= EXERCISE TEXT =
::::

Manchin trails Republican businessman John Raese in a key Senate race. As soon as he stepped off the state stage into a federal race, he became associated with Obama liberalism, a deadly virus against which personal popularity — and even moderation — provides only limited immunity. If he loses, he’ll be a victim of the revenge of the Hillary voters.
In the 2008 Democratic primaries, Hillary Clinton had persistent appeal among working-class whites, loosely defined as whites without a college education. As Henry Olsen of the American Enterprise Institute notes, 94 percent of West Virginians are white, and only 17 percent of them have a bachelor’s degree or higher. In the 2008 primary, Clinton beat Barack Obama in West Virginia by 67 percent to 26 percent. Today, Obama’s approval rating in the state is ... 29 percent.
Democrats have undertaken an experiment in whether you can be the self-styled party of working people if you don’t have much appeal to a swath of working people.
In Obama’s case, the answer is “yes,” at least it was in 2008. He lost the roughly 40 percent of the electorate that is working-class whites to John McCain by 18 points, but made up the deficit among other groups. In that context, the preference of working-class whites for Republicans over Democrats on the generic ballot by 22 points this year isn’t alarming.

::::

= RECORD EXCERPTS =
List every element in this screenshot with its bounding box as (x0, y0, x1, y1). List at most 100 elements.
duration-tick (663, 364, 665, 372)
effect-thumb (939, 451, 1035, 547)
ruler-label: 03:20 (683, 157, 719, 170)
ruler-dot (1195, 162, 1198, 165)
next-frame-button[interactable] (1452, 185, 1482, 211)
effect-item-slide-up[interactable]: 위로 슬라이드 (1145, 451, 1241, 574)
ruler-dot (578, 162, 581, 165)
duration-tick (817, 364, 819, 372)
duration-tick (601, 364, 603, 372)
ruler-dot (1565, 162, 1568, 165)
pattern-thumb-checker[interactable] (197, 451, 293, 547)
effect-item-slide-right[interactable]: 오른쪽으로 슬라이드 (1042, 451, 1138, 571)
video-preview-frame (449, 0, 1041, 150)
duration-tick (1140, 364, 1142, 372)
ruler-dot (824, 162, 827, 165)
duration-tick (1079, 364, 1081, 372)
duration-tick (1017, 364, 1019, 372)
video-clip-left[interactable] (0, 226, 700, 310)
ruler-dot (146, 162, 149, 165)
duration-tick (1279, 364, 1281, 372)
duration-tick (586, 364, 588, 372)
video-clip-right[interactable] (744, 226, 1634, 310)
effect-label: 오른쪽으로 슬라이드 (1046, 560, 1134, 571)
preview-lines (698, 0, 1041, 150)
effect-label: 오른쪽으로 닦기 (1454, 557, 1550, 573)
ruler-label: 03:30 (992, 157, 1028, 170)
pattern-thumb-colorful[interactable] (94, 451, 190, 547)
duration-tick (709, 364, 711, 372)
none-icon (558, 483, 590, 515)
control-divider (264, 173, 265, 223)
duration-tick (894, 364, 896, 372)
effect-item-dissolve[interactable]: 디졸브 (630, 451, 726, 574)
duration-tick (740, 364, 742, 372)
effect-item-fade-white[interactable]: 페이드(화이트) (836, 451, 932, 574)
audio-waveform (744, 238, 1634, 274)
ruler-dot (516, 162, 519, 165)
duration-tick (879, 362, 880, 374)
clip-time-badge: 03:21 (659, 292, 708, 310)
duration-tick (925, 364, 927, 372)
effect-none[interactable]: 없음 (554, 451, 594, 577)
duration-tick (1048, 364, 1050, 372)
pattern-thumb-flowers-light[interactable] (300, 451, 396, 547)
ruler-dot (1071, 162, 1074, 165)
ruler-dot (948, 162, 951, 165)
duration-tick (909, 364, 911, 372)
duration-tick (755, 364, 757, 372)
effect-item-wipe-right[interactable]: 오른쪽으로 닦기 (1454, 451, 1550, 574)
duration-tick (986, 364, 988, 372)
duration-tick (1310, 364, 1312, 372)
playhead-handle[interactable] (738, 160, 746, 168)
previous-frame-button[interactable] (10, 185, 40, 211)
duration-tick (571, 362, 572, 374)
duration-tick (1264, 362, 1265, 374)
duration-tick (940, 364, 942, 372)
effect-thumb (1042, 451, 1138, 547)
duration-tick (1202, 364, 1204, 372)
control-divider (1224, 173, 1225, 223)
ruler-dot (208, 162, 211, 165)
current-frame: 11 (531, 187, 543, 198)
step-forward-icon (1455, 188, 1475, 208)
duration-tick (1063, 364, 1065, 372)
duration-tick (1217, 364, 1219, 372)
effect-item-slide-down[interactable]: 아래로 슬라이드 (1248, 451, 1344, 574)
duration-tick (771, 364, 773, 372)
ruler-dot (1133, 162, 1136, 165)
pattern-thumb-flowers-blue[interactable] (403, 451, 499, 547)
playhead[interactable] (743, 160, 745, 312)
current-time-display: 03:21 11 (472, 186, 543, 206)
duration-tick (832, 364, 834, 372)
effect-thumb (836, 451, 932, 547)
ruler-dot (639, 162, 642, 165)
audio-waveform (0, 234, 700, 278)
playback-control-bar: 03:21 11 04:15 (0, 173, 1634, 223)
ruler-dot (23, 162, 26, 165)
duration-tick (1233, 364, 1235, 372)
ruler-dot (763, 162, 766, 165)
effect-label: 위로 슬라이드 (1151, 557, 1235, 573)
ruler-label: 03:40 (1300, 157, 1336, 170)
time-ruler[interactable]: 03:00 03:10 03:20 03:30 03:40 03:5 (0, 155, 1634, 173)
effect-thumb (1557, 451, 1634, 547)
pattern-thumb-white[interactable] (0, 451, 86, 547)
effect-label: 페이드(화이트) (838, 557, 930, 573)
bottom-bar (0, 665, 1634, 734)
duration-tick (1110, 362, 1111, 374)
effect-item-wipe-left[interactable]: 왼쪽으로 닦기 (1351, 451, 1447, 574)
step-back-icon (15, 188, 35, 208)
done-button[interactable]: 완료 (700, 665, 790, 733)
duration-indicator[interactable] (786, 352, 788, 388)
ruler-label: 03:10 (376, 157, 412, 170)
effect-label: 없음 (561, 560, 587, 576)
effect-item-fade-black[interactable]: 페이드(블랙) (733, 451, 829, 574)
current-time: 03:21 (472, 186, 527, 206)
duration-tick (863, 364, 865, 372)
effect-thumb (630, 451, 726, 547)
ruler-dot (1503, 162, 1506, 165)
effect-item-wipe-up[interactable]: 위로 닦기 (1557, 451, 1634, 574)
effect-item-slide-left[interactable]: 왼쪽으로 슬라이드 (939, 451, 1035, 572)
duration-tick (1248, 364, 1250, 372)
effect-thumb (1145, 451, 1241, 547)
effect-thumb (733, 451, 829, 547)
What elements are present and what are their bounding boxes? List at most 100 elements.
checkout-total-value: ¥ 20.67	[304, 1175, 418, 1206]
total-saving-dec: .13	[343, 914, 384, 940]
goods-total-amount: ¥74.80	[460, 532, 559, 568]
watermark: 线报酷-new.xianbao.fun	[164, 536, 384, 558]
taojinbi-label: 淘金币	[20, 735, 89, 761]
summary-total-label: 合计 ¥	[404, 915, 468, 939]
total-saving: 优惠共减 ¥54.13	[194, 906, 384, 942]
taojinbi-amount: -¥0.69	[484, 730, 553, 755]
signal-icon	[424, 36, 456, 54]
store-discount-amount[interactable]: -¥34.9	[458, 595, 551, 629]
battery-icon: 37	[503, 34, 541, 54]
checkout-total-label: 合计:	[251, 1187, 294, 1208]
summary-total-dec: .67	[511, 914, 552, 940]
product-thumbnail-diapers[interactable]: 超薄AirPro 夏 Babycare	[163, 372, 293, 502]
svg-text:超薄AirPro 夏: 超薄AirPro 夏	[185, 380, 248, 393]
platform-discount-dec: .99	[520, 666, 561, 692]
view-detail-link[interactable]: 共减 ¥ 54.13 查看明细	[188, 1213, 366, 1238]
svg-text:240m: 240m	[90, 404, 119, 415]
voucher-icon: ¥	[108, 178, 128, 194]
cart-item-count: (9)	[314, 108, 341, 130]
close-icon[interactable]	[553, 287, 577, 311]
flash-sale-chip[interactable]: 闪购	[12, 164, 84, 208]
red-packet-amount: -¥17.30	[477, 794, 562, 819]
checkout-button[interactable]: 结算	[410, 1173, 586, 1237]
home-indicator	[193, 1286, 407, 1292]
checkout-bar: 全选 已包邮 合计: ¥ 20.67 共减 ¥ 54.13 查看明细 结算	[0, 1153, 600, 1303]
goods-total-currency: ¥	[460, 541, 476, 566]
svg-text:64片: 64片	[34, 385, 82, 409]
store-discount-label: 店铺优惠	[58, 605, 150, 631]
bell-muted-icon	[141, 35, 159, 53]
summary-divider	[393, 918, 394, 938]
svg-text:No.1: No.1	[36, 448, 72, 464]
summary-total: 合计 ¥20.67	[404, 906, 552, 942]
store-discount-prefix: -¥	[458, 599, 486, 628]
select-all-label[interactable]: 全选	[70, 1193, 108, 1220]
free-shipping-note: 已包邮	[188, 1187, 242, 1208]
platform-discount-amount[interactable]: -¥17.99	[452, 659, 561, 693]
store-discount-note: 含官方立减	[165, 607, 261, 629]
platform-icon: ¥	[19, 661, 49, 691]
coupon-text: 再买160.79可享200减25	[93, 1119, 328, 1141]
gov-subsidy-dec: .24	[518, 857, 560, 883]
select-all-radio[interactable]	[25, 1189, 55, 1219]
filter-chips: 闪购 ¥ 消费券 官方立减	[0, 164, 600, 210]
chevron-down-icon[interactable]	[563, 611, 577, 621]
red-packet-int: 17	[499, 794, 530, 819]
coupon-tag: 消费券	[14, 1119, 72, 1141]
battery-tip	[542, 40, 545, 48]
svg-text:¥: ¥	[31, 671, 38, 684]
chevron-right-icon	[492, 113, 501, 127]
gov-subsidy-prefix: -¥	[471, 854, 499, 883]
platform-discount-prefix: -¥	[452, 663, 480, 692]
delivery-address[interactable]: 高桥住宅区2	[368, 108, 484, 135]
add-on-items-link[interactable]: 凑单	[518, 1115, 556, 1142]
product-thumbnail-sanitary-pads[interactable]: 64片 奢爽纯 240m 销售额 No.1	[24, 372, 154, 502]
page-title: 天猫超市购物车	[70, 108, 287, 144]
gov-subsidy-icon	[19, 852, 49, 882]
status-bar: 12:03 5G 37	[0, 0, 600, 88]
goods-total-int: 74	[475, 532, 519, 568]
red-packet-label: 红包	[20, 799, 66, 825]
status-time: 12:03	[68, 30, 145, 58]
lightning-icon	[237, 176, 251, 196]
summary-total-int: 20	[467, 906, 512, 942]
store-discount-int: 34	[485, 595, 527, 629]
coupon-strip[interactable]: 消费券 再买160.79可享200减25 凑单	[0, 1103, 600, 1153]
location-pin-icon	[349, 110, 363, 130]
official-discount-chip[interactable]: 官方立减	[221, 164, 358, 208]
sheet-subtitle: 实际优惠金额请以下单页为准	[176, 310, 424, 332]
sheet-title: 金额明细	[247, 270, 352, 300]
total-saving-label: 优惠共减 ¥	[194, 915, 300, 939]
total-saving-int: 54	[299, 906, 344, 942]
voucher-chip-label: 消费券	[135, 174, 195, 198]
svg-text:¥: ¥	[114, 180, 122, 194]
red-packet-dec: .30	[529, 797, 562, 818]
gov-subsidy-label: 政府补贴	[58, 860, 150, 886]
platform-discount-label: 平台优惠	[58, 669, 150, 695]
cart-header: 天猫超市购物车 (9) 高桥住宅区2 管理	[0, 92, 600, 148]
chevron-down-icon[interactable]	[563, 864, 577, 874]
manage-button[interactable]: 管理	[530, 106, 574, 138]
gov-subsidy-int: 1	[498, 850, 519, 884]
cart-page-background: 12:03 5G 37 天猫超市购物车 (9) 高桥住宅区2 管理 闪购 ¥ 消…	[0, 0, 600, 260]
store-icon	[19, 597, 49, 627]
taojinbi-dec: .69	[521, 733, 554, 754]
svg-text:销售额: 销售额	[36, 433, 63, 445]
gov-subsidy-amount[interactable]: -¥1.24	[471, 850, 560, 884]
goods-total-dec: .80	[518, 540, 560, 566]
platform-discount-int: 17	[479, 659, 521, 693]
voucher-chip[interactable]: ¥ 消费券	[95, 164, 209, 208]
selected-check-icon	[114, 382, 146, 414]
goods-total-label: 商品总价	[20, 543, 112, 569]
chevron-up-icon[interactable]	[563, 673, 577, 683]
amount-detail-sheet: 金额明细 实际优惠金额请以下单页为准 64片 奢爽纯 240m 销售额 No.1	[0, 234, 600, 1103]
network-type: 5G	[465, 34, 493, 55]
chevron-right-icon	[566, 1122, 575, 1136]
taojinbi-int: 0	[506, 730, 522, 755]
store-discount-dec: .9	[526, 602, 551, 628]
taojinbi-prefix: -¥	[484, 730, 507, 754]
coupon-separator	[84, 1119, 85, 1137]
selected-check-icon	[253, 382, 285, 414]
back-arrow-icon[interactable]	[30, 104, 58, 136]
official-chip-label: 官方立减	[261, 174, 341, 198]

::::

= WHAT THE EXERCISE ASKS =
Can you print everything in the passage on Manchin's Senate race from "In the 2008 Democratic" down to "is ... 29 percent.", word for word?

= RESPONSE TO THIS EXERCISE =
In the 2008 Democratic primaries, Hillary Clinton had persistent appeal among working-class whites, loosely defined as whites without a college education. As Henry Olsen of the American Enterprise Institute notes, 94 percent of West Virginians are white, and only 17 percent of them have a bachelor’s degree or higher. In the 2008 primary, Clinton beat Barack Obama in West Virginia by 67 percent to 26 percent. Today, Obama’s approval rating in the state is ... 29 percent.